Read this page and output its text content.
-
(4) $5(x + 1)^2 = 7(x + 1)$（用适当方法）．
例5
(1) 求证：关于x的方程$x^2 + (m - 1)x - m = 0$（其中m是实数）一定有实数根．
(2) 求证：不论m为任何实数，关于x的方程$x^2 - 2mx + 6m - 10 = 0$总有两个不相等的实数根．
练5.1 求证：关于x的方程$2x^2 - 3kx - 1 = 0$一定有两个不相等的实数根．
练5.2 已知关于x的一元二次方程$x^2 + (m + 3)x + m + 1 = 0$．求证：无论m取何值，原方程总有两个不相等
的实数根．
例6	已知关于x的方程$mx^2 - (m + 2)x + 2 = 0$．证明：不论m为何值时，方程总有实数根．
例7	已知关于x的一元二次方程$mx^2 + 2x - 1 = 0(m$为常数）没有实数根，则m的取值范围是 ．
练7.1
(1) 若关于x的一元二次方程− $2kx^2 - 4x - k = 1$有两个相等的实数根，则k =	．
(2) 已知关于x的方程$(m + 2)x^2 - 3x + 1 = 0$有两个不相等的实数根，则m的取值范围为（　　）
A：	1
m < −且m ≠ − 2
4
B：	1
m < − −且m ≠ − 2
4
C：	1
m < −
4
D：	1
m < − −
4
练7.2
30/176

▶ _WORK REQUIRED_: Reproduce every entry shown above, precisely as it stands.

▶ _EXERCISE OUTPUT_:
Read this page and output its text content.
-
(4) $5(x + 1)^2 = 7(x + 1)$（用适当方法）．
例5
(1) 求证：关于x的方程$x^2 + (m - 1)x - m = 0$（其中m是实数）一定有实数根．
(2) 求证：不论m为任何实数，关于x的方程$x^2 - 2mx + 6m - 10 = 0$总有两个不相等的实数根．
练5.1 求证：关于x的方程$2x^2 - 3kx - 1 = 0$一定有两个不相等的实数根．
练5.2 已知关于x的一元二次方程$x^2 + (m + 3)x + m + 1 = 0$．求证：无论m取何值，原方程总有两个不相等
的实数根．
例6	已知关于x的方程$mx^2 - (m + 2)x + 2 = 0$．证明：不论m为何值时，方程总有实数根．
例7	已知关于x的一元二次方程$mx^2 + 2x - 1 = 0(m$为常数）没有实数根，则m的取值范围是 ．
练7.1
(1) 若关于x的一元二次方程− $2kx^2 - 4x - k = 1$有两个相等的实数根，则k =	．
(2) 已知关于x的方程$(m + 2)x^2 - 3x + 1 = 0$有两个不相等的实数根，则m的取值范围为（　　）
A：	1
m < −且m ≠ − 2
4
B：	1
m < − −且m ≠ − 2
4
C：	1
m < −
4
D：	1
m < − −
4
练7.2
30/176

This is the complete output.